Collection entries:
-=-=-

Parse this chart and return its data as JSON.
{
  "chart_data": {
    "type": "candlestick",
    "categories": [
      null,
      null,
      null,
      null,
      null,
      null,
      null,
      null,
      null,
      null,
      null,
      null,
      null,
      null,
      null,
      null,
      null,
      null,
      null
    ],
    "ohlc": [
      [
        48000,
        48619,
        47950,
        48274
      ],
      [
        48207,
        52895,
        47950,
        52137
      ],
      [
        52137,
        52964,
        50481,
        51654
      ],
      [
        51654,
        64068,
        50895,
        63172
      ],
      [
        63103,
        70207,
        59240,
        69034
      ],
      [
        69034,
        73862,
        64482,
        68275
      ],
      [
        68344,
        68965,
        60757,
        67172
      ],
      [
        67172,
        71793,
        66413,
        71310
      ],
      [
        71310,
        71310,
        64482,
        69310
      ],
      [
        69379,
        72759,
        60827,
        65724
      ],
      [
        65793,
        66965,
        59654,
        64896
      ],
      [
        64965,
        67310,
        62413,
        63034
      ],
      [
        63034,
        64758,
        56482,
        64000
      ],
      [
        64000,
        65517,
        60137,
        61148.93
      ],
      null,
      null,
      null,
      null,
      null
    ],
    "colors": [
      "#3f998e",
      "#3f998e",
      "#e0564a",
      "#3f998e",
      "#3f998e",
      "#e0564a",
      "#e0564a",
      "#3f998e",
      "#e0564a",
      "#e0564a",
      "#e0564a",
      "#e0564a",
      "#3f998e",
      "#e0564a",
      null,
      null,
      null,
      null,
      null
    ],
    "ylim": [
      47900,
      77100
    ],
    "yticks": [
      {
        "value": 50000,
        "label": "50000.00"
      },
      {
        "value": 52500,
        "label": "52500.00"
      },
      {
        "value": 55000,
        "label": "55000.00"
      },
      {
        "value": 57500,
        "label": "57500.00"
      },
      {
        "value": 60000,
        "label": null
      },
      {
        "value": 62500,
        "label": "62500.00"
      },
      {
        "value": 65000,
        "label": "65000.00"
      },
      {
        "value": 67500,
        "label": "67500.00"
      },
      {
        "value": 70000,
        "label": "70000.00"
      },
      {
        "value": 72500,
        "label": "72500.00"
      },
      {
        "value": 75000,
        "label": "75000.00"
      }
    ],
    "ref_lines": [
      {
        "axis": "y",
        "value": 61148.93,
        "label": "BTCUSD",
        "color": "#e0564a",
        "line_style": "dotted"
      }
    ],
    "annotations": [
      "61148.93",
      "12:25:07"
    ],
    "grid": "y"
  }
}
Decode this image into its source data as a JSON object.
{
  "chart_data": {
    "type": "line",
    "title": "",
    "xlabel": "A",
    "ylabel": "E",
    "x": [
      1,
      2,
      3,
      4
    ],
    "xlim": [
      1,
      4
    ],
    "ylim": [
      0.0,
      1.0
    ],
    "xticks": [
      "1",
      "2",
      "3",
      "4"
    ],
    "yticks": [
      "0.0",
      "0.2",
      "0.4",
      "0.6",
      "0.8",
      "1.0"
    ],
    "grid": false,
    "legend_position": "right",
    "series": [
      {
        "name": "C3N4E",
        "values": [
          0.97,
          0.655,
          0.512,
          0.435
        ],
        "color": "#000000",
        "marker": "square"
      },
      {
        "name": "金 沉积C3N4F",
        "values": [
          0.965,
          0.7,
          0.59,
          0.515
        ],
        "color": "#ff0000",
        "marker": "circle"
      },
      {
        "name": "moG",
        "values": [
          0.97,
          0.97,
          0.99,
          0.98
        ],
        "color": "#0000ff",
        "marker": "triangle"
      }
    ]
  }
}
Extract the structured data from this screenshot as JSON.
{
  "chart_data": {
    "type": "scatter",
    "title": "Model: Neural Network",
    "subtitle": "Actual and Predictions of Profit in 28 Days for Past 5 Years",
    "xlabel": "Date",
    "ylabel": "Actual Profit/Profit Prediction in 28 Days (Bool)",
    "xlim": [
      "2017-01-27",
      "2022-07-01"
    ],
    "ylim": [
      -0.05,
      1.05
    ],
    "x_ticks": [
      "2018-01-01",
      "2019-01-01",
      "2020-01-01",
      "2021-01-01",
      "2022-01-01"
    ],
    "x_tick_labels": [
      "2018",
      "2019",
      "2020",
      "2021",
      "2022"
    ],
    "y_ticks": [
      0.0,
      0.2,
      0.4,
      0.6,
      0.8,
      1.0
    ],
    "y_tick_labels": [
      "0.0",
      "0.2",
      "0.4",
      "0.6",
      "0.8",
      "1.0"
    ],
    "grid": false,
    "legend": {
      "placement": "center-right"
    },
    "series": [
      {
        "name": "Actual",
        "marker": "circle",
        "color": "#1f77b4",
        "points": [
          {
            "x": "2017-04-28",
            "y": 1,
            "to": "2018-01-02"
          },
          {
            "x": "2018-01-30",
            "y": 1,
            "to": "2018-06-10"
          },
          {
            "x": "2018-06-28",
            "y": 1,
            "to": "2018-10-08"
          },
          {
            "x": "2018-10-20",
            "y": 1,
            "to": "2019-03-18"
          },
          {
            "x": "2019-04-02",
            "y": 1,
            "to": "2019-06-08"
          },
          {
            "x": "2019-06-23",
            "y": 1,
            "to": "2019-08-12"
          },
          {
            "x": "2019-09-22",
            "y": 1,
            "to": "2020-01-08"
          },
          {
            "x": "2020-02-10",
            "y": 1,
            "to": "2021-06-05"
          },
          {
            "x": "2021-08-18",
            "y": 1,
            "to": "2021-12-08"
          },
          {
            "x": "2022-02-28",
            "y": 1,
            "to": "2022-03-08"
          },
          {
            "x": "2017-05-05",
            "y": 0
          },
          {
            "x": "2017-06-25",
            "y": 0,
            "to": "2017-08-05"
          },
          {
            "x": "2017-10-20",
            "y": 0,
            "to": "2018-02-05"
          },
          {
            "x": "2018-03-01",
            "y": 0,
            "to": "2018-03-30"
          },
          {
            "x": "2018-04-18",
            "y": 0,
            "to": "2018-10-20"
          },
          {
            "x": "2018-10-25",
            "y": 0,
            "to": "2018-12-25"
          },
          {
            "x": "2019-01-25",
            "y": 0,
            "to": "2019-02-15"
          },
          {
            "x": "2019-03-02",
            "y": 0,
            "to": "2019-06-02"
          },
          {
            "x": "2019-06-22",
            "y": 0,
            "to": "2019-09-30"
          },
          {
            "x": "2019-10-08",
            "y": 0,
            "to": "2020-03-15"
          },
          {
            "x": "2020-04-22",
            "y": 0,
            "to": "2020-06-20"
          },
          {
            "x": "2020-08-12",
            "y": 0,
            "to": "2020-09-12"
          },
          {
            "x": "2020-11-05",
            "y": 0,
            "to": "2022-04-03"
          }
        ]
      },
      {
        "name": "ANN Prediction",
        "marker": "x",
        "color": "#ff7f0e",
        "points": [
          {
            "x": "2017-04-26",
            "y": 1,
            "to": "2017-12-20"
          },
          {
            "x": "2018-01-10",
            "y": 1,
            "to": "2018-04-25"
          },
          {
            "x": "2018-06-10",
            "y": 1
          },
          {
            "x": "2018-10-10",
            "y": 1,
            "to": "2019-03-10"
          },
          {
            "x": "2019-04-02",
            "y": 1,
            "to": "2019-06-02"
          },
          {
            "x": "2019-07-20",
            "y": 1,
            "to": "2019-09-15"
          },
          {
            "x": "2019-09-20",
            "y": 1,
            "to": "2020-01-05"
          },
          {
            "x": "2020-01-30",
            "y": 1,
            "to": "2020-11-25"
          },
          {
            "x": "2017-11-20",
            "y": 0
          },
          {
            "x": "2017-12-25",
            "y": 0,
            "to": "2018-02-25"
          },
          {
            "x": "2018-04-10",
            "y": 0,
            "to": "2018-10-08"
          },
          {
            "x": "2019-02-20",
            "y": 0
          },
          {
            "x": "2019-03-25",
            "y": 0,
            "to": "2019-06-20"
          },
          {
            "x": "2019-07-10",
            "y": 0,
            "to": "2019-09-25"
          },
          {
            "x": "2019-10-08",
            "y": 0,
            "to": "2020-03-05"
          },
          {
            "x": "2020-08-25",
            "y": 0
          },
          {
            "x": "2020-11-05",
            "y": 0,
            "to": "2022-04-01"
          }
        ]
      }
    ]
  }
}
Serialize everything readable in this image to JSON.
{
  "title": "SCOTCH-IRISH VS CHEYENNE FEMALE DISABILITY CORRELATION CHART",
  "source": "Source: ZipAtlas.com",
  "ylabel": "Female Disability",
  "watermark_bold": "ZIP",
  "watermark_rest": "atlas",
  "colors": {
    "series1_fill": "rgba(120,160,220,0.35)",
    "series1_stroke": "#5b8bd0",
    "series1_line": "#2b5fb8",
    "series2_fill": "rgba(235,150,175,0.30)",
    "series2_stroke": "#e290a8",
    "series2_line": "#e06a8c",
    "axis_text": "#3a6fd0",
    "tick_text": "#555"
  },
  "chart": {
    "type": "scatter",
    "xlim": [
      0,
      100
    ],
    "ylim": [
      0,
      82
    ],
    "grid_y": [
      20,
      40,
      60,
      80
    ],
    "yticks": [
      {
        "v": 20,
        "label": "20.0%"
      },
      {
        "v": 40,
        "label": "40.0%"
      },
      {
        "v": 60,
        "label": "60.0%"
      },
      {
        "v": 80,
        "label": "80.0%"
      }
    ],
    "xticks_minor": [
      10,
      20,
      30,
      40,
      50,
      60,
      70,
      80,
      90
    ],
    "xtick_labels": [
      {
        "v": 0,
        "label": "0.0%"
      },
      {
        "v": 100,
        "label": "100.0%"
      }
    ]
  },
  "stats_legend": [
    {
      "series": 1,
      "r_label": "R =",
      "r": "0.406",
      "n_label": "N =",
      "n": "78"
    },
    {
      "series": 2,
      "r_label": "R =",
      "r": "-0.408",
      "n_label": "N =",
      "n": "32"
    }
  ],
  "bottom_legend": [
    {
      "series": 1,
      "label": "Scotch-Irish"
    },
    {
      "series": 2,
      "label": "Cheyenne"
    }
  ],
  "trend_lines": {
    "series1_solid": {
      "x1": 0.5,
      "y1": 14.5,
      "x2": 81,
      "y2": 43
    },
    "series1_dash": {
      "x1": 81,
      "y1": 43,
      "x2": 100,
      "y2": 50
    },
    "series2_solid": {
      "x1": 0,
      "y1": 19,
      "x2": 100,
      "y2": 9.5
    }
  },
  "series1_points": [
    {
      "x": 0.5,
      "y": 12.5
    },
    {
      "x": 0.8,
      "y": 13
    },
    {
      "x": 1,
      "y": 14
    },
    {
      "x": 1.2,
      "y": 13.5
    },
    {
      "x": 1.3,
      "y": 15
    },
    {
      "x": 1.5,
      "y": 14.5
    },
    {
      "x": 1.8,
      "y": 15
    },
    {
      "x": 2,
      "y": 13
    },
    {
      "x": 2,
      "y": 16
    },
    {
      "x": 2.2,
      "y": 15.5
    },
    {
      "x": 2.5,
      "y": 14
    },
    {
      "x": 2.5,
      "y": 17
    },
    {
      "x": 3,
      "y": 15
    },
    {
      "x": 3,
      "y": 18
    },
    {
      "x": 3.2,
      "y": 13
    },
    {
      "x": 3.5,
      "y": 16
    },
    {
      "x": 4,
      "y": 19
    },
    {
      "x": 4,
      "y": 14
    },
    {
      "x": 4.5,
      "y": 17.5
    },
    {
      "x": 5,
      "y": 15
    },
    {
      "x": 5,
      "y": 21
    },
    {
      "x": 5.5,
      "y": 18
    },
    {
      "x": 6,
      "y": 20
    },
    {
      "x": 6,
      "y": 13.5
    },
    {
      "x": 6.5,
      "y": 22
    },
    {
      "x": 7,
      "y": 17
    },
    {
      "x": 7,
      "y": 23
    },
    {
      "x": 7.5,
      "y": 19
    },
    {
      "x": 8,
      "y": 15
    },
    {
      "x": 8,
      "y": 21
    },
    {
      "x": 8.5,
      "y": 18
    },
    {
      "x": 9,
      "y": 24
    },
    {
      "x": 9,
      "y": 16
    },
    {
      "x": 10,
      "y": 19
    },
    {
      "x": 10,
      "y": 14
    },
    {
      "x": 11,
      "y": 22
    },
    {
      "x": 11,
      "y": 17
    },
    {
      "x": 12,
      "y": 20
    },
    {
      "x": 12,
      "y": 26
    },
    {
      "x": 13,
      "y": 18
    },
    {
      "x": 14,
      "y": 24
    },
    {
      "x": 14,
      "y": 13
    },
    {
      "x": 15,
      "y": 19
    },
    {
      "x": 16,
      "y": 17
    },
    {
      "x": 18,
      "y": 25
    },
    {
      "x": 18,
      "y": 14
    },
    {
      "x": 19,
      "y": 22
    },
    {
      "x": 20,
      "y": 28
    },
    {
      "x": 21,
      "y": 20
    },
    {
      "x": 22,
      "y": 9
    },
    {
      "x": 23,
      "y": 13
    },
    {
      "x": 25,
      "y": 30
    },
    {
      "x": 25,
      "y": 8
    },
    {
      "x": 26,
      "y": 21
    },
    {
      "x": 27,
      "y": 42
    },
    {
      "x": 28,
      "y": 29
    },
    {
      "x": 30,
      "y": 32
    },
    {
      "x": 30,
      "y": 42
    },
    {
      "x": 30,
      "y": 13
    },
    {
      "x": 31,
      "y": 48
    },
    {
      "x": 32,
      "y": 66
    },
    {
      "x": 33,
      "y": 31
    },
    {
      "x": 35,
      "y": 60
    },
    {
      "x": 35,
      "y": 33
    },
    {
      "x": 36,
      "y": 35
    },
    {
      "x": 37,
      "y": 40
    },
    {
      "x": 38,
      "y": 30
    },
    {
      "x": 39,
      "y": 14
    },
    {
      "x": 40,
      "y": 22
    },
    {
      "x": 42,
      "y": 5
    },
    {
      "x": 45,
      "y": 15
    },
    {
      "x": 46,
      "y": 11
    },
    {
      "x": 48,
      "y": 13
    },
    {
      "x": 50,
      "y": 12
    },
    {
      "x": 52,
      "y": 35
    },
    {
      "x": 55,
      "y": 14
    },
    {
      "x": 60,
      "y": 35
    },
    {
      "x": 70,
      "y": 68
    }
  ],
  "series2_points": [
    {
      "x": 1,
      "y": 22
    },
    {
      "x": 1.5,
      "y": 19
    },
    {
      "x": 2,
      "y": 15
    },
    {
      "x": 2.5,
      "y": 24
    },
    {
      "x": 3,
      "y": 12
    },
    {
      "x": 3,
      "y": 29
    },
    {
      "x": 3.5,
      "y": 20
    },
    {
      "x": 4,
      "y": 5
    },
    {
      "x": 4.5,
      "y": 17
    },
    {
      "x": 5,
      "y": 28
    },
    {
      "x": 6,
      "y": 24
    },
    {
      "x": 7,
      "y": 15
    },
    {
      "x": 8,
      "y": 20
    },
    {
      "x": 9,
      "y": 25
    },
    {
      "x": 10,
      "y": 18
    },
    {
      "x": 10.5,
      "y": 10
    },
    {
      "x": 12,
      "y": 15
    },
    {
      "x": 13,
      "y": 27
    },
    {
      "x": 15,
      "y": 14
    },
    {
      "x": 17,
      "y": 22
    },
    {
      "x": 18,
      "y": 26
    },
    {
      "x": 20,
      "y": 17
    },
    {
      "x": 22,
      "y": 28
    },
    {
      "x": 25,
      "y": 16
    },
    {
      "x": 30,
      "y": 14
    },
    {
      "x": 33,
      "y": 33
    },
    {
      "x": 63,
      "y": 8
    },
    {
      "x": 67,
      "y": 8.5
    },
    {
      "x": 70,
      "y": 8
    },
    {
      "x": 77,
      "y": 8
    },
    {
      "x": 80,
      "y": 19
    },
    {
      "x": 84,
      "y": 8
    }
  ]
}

-=-=-

* _GIVEN TASK_:
Collect each line holding the string "Days".

* _COMPLETE ANSWER_:
    "subtitle": "Actual and Predictions of Profit in 28 Days for Past 5 Years",
    "ylabel": "Actual Profit/Profit Prediction in 28 Days (Bool)",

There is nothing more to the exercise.